Provided data:
= = = =

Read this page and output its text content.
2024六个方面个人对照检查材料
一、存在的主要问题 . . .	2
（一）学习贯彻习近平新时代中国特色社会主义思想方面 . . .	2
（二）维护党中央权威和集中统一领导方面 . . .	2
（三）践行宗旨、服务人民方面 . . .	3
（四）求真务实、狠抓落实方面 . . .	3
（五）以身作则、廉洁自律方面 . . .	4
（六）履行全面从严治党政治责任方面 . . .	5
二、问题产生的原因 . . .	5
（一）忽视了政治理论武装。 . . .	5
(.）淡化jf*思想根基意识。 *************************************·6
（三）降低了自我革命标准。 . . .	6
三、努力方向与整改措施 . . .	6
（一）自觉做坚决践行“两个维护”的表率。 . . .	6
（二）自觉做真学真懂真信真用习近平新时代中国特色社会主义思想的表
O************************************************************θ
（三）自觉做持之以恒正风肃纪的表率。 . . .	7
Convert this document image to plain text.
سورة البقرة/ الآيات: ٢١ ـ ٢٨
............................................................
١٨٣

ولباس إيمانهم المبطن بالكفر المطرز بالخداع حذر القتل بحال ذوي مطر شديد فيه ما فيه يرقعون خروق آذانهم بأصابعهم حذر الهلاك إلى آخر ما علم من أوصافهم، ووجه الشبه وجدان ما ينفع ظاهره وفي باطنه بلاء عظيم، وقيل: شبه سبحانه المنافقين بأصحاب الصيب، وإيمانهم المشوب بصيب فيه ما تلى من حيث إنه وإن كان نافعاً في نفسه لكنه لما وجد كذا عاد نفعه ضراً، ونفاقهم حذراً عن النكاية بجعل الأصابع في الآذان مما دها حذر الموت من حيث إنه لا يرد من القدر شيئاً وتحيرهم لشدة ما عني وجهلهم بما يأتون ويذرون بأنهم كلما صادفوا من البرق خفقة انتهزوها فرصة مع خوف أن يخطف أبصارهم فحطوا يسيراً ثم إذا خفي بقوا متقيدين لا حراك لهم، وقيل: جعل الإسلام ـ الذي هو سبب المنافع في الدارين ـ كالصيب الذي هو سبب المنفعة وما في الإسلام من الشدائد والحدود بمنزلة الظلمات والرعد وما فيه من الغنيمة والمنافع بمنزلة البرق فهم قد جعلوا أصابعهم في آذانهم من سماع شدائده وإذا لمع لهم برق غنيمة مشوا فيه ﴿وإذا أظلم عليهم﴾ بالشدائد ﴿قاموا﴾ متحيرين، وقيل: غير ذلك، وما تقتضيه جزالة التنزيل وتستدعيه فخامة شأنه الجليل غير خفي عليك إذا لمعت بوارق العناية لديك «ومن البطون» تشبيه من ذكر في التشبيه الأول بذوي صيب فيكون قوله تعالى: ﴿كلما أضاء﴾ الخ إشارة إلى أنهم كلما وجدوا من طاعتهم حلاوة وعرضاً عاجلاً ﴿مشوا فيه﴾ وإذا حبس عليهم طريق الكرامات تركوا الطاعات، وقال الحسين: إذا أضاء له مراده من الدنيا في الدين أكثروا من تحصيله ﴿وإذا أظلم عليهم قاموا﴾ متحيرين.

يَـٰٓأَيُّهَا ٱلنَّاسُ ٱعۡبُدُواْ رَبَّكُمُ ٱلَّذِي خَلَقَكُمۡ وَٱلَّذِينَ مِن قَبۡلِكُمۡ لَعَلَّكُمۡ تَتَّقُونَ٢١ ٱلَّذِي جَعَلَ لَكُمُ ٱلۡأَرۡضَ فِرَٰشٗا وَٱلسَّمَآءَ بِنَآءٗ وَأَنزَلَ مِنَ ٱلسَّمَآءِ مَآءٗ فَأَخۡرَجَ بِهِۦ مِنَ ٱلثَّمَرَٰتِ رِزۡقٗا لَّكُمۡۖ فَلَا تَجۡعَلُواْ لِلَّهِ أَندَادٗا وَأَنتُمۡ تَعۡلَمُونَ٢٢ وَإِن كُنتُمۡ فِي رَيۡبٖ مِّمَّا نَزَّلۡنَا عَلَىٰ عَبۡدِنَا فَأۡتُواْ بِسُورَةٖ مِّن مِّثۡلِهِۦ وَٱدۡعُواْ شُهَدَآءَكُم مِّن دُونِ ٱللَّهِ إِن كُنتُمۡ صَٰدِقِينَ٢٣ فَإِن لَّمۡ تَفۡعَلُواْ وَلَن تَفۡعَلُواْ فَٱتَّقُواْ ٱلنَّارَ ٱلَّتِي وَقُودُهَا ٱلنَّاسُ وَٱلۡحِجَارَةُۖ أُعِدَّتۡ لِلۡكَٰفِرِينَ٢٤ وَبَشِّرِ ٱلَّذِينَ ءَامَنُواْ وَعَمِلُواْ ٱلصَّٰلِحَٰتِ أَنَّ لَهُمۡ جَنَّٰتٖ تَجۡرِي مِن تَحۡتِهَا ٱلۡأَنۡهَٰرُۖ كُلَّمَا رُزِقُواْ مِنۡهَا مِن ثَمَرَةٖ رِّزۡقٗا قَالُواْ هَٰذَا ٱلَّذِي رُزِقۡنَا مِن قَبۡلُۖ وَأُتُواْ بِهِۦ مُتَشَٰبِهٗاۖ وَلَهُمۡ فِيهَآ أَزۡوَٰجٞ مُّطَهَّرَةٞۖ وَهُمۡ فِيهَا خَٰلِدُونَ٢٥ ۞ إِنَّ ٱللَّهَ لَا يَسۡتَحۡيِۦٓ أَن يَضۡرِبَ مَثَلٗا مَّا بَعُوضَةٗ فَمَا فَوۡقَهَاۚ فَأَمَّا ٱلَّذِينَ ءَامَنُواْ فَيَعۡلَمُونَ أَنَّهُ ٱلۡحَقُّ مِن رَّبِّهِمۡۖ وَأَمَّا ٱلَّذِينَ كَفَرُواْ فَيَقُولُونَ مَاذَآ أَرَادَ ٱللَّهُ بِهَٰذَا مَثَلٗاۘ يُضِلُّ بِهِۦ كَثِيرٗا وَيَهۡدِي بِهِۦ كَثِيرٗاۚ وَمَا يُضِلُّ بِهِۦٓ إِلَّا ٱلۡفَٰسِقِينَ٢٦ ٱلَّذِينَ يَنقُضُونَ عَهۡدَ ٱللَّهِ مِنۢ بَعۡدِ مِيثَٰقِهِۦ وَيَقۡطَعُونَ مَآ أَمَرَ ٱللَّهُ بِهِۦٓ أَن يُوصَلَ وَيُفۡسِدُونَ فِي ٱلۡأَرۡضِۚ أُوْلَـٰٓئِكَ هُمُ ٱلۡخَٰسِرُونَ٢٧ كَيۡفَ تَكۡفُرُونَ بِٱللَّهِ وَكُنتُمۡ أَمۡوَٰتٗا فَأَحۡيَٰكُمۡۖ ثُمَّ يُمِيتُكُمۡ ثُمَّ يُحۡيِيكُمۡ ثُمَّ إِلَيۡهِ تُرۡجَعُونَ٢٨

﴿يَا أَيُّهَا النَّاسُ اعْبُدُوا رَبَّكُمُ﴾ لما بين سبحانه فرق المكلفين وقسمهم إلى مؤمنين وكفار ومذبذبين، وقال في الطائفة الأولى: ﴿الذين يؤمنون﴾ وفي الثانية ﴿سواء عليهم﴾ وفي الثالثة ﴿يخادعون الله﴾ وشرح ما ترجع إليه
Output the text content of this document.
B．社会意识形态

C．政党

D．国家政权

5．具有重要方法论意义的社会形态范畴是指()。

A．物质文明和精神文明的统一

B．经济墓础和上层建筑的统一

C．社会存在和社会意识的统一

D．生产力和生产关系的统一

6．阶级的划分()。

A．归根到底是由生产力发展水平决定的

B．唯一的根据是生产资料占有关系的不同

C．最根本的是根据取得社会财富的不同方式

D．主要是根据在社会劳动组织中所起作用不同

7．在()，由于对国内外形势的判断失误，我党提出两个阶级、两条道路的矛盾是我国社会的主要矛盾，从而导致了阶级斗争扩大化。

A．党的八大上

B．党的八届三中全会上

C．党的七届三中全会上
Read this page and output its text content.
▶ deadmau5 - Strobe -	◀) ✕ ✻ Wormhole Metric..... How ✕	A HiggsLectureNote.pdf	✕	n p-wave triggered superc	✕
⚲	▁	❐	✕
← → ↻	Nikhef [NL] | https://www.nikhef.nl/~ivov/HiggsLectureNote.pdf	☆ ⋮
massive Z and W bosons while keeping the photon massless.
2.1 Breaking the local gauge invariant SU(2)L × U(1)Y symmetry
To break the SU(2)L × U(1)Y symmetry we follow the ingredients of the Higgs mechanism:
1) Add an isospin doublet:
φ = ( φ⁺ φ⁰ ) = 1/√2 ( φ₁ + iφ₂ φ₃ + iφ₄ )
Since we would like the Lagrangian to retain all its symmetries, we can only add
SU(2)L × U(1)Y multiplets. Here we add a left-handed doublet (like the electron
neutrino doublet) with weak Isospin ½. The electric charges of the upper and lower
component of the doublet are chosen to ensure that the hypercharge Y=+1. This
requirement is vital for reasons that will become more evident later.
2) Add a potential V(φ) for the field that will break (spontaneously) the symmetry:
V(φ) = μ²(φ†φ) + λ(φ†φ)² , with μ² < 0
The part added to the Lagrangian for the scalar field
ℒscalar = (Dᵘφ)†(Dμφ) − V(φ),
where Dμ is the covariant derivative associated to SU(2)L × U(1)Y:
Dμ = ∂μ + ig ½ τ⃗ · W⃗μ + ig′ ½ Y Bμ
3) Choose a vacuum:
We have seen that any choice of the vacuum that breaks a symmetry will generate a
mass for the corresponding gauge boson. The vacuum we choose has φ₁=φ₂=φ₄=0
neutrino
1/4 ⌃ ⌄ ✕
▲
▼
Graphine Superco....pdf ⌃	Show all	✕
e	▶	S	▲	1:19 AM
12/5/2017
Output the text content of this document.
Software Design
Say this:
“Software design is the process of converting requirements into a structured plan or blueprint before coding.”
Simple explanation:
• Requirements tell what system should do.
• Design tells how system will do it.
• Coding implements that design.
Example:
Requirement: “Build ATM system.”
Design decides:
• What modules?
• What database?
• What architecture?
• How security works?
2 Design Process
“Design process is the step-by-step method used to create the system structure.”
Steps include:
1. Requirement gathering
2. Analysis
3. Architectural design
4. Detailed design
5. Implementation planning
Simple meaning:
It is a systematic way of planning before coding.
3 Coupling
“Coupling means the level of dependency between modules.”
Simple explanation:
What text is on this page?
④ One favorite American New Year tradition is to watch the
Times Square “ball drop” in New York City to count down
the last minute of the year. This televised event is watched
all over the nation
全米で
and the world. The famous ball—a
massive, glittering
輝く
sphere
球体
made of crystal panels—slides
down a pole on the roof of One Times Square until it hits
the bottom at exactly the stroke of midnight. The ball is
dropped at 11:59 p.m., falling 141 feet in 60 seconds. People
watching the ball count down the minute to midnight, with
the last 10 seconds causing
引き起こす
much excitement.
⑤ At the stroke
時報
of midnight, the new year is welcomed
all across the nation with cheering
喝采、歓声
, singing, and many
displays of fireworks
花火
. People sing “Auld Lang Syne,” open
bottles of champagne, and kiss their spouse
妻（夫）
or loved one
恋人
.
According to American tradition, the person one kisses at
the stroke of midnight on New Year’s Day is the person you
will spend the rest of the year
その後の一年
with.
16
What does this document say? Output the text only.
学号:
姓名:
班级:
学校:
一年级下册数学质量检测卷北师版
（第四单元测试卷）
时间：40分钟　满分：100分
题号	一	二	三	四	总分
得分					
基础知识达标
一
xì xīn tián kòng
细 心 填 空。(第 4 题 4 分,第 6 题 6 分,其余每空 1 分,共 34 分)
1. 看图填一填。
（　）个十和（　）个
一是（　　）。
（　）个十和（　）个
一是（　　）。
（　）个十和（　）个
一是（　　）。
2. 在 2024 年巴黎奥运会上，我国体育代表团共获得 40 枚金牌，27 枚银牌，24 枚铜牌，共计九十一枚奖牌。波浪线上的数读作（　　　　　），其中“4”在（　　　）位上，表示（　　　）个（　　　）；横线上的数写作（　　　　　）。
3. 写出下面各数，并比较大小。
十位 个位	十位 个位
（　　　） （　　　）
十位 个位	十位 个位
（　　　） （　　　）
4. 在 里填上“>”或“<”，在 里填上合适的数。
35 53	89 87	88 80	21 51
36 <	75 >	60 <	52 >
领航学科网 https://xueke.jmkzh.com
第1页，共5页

= = = =

Exercise task: Extract, exactly, the lines above that begin at the line containing "What text is on this page?" and end at the final line of the records; add no other text.

Output of the exercise:
What text is on this page?
④ One favorite American New Year tradition is to watch the
Times Square “ball drop” in New York City to count down
the last minute of the year. This televised event is watched
all over the nation
全米で
and the world. The famous ball—a
massive, glittering
輝く
sphere
球体
made of crystal panels—slides
down a pole on the roof of One Times Square until it hits
the bottom at exactly the stroke of midnight. The ball is
dropped at 11:59 p.m., falling 141 feet in 60 seconds. People
watching the ball count down the minute to midnight, with
the last 10 seconds causing
引き起こす
much excitement.
⑤ At the stroke
時報
of midnight, the new year is welcomed
all across the nation with cheering
喝采、歓声
, singing, and many
displays of fireworks
花火
. People sing “Auld Lang Syne,” open
bottles of champagne, and kiss their spouse
妻（夫）
or loved one
恋人
.
According to American tradition, the person one kisses at
the stroke of midnight on New Year’s Day is the person you
will spend the rest of the year
その後の一年
with.
16
What does this document say? Output the text only.
学号:
姓名:
班级:
学校:
一年级下册数学质量检测卷北师版
（第四单元测试卷）
时间：40分钟　满分：100分
题号	一	二	三	四	总分
得分					
基础知识达标
一
xì xīn tián kòng
细 心 填 空。(第 4 题 4 分,第 6 题 6 分,其余每空 1 分,共 34 分)
1. 看图填一填。
（　）个十和（　）个
一是（　　）。
（　）个十和（　）个
一是（　　）。
（　）个十和（　）个
一是（　　）。
2. 在 2024 年巴黎奥运会上，我国体育代表团共获得 40 枚金牌，27 枚银牌，24 枚铜牌，共计九十一枚奖牌。波浪线上的数读作（　　　　　），其中“4”在（　　　）位上，表示（　　　）个（　　　）；横线上的数写作（　　　　　）。
3. 写出下面各数，并比较大小。
十位 个位	十位 个位
（　　　） （　　　）
十位 个位	十位 个位
（　　　） （　　　）
4. 在 里填上“>”或“<”，在 里填上合适的数。
35 53	89 87	88 80	21 51
36 <	75 >	60 <	52 >
领航学科网 https://xueke.jmkzh.com
第1页，共5页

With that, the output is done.